> _Your objective_: Write out all the entries word for word and omit any pictures.

==*==

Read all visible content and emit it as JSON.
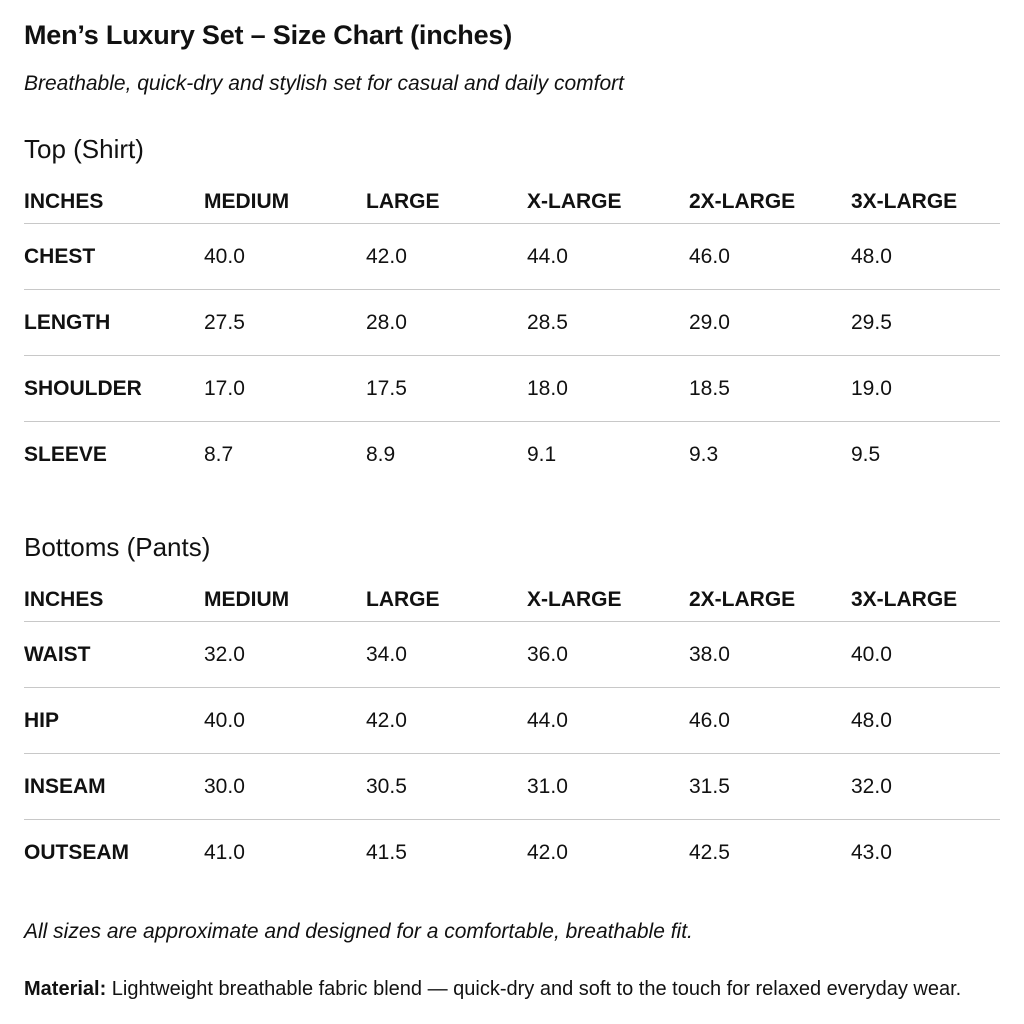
{
  "title": "Men’s Luxury Set – Size Chart (inches)",
  "subtitle": "Breathable, quick-dry and stylish set for casual and daily comfort",
  "top_section": {
    "heading": "Top (Shirt)",
    "columns": [
      "INCHES",
      "MEDIUM",
      "LARGE",
      "X-LARGE",
      "2X-LARGE",
      "3X-LARGE"
    ],
    "rows": [
      [
        "CHEST",
        "40.0",
        "42.0",
        "44.0",
        "46.0",
        "48.0"
      ],
      [
        "LENGTH",
        "27.5",
        "28.0",
        "28.5",
        "29.0",
        "29.5"
      ],
      [
        "SHOULDER",
        "17.0",
        "17.5",
        "18.0",
        "18.5",
        "19.0"
      ],
      [
        "SLEEVE",
        "8.7",
        "8.9",
        "9.1",
        "9.3",
        "9.5"
      ]
    ]
  },
  "bottom_section": {
    "heading": "Bottoms (Pants)",
    "columns": [
      "INCHES",
      "MEDIUM",
      "LARGE",
      "X-LARGE",
      "2X-LARGE",
      "3X-LARGE"
    ],
    "rows": [
      [
        "WAIST",
        "32.0",
        "34.0",
        "36.0",
        "38.0",
        "40.0"
      ],
      [
        "HIP",
        "40.0",
        "42.0",
        "44.0",
        "46.0",
        "48.0"
      ],
      [
        "INSEAM",
        "30.0",
        "30.5",
        "31.0",
        "31.5",
        "32.0"
      ],
      [
        "OUTSEAM",
        "41.0",
        "41.5",
        "42.0",
        "42.5",
        "43.0"
      ]
    ]
  },
  "note": "All sizes are approximate and designed for a comfortable, breathable fit.",
  "material": {
    "label": "Material:",
    "text": " Lightweight breathable fabric blend — quick-dry and soft to the touch for relaxed everyday wear."
  }
}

==*==

> _Task solution_:
Read all visible content and emit it as JSON.
{
  "title": "Men’s Luxury Set – Size Chart (inches)",
  "subtitle": "Breathable, quick-dry and stylish set for casual and daily comfort",
  "top_section": {
    "heading": "Top (Shirt)",
    "columns": [
      "INCHES",
      "MEDIUM",
      "LARGE",
      "X-LARGE",
      "2X-LARGE",
      "3X-LARGE"
    ],
    "rows": [
      [
        "CHEST",
        "40.0",
        "42.0",
        "44.0",
        "46.0",
        "48.0"
      ],
      [
        "LENGTH",
        "27.5",
        "28.0",
        "28.5",
        "29.0",
        "29.5"
      ],
      [
        "SHOULDER",
        "17.0",
        "17.5",
        "18.0",
        "18.5",
        "19.0"
      ],
      [
        "SLEEVE",
        "8.7",
        "8.9",
        "9.1",
        "9.3",
        "9.5"
      ]
    ]
  },
  "bottom_section": {
    "heading": "Bottoms (Pants)",
    "columns": [
      "INCHES",
      "MEDIUM",
      "LARGE",
      "X-LARGE",
      "2X-LARGE",
      "3X-LARGE"
    ],
    "rows": [
      [
        "WAIST",
        "32.0",
        "34.0",
        "36.0",
        "38.0",
        "40.0"
      ],
      [
        "HIP",
        "40.0",
        "42.0",
        "44.0",
        "46.0",
        "48.0"
      ],
      [
        "INSEAM",
        "30.0",
        "30.5",
        "31.0",
        "31.5",
        "32.0"
      ],
      [
        "OUTSEAM",
        "41.0",
        "41.5",
        "42.0",
        "42.5",
        "43.0"
      ]
    ]
  },
  "note": "All sizes are approximate and designed for a comfortable, breathable fit.",
  "material": {
    "label": "Material:",
    "text": " Lightweight breathable fabric blend — quick-dry and soft to the touch for relaxed everyday wear."
  }
}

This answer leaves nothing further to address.